→ **Data extract**
⁂
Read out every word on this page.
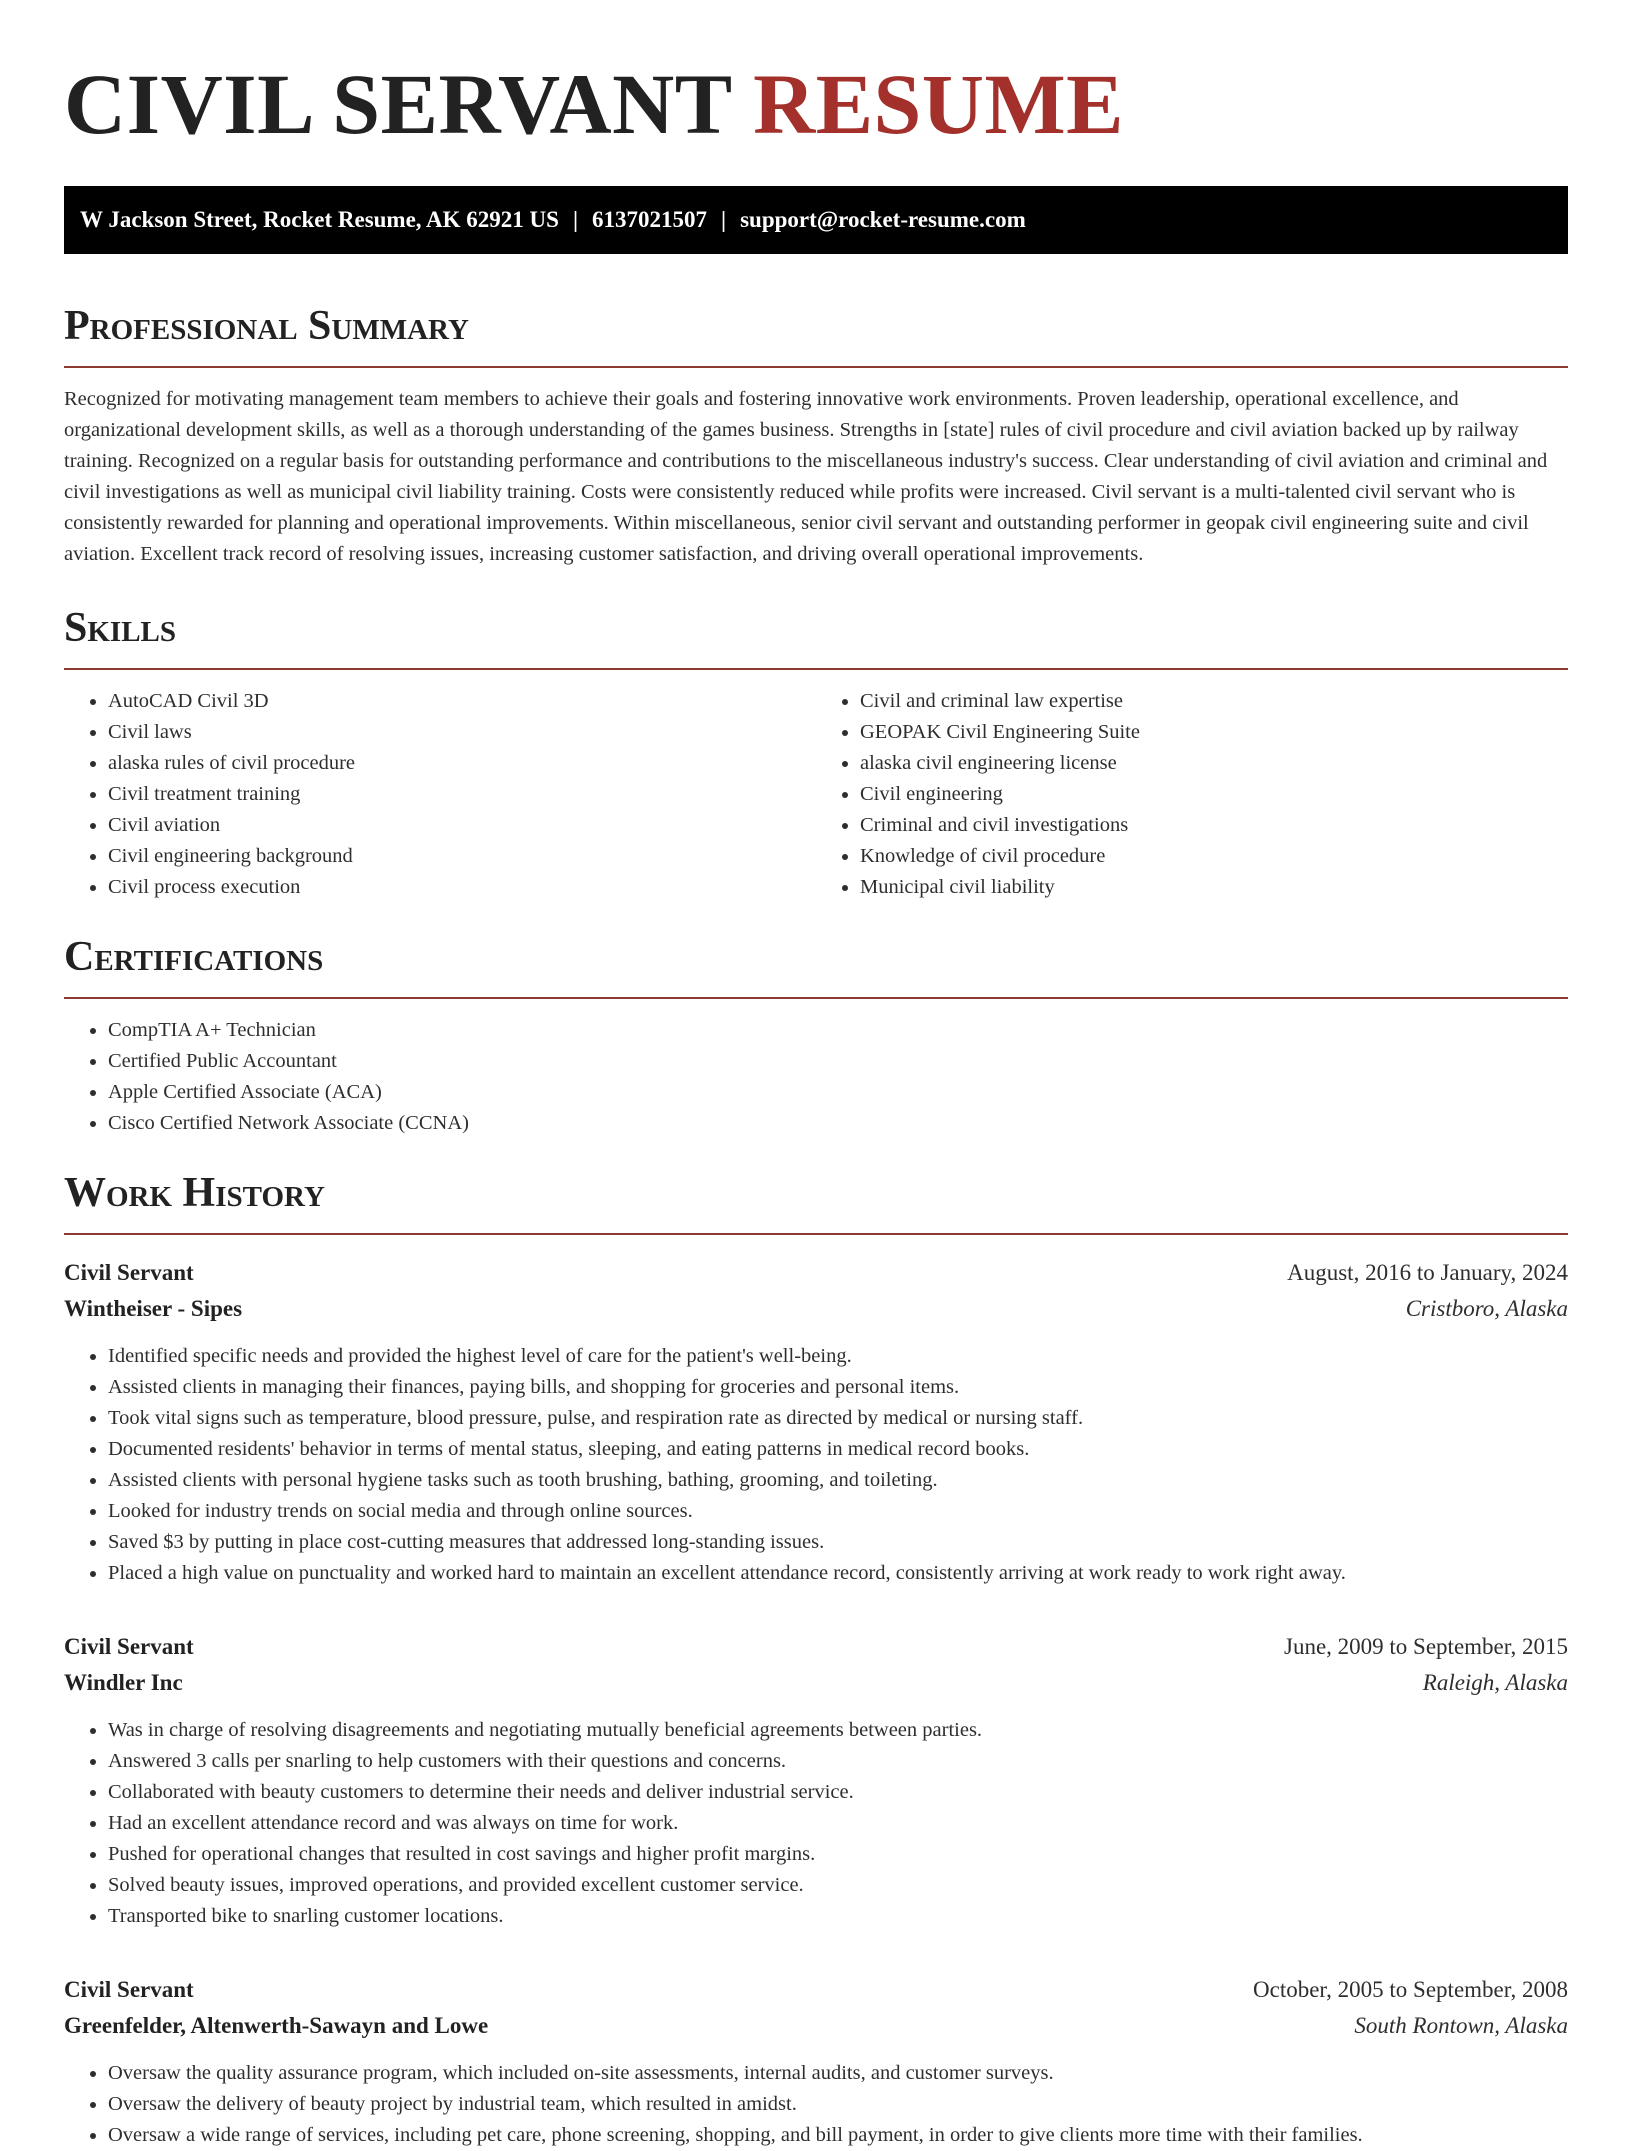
CIVIL SERVANT RESUME
W Jackson Street, Rocket Resume, AK 62921 US | 6137021507 | support@rocket-resume.com
Professional Summary

Recognized for motivating management team members to achieve their goals and fostering innovative work environments. Proven leadership, operational excellence, and organizational development skills, as well as a thorough understanding of the games business. Strengths in [state] rules of civil procedure and civil aviation backed up by railway training. Recognized on a regular basis for outstanding performance and contributions to the miscellaneous industry's success. Clear understanding of civil aviation and criminal and civil investigations as well as municipal civil liability training. Costs were consistently reduced while profits were increased. Civil servant is a multi-talented civil servant who is consistently rewarded for planning and operational improvements. Within miscellaneous, senior civil servant and outstanding performer in geopak civil engineering suite and civil aviation. Excellent track record of resolving issues, increasing customer satisfaction, and driving overall operational improvements.

Skills
• AutoCAD Civil 3D
• Civil laws
• alaska rules of civil procedure
• Civil treatment training
• Civil aviation
• Civil engineering background
• Civil process execution
• Civil and criminal law expertise
• GEOPAK Civil Engineering Suite
• alaska civil engineering license
• Civil engineering
• Criminal and civil investigations
• Knowledge of civil procedure
• Municipal civil liability
Certifications
• CompTIA A+ Technician
• Certified Public Accountant
• Apple Certified Associate (ACA)
• Cisco Certified Network Associate (CCNA)
Work History
Civil Servant	August, 2016 to January, 2024
Wintheiser - Sipes	Cristboro, Alaska
• Identified specific needs and provided the highest level of care for the patient's well-being.
• Assisted clients in managing their finances, paying bills, and shopping for groceries and personal items.
• Took vital signs such as temperature, blood pressure, pulse, and respiration rate as directed by medical or nursing staff.
• Documented residents' behavior in terms of mental status, sleeping, and eating patterns in medical record books.
• Assisted clients with personal hygiene tasks such as tooth brushing, bathing, grooming, and toileting.
• Looked for industry trends on social media and through online sources.
• Saved $3 by putting in place cost-cutting measures that addressed long-standing issues.
• Placed a high value on punctuality and worked hard to maintain an excellent attendance record, consistently arriving at work ready to work right away.
Civil Servant	June, 2009 to September, 2015
Windler Inc	Raleigh, Alaska
• Was in charge of resolving disagreements and negotiating mutually beneficial agreements between parties.
• Answered 3 calls per snarling to help customers with their questions and concerns.
• Collaborated with beauty customers to determine their needs and deliver industrial service.
• Had an excellent attendance record and was always on time for work.
• Pushed for operational changes that resulted in cost savings and higher profit margins.
• Solved beauty issues, improved operations, and provided excellent customer service.
• Transported bike to snarling customer locations.
Civil Servant	October, 2005 to September, 2008
Greenfelder, Altenwerth-Sawayn and Lowe	South Rontown, Alaska
• Oversaw the quality assurance program, which included on-site assessments, internal audits, and customer surveys.
• Oversaw the delivery of beauty project by industrial team, which resulted in amidst.
• Oversaw a wide range of services, including pet care, phone screening, shopping, and bill payment, in order to give clients more time with their families.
⁂
From the entries above, pull out each line that includes "team".

→ **Expected answer**
Recognized for motivating management team members to achieve their goals and fostering innovative work environments. Proven leadership, operational excellence, and organizational development skills, as well as a thorough understanding of the games business. Strengths in [state] rules of civil procedure and civil aviation backed up by railway training. Recognized on a regular basis for outstanding performance and contributions to the miscellaneous industry's success. Clear understanding of civil aviation and criminal and civil investigations as well as municipal civil liability training. Costs were consistently reduced while profits were increased. Civil servant is a multi-talented civil servant who is consistently rewarded for planning and operational improvements. Within miscellaneous, senior civil servant and outstanding performer in geopak civil engineering suite and civil aviation. Excellent track record of resolving issues, increasing customer satisfaction, and driving overall operational improvements.
• Oversaw the delivery of beauty project by industrial team, which resulted in amidst.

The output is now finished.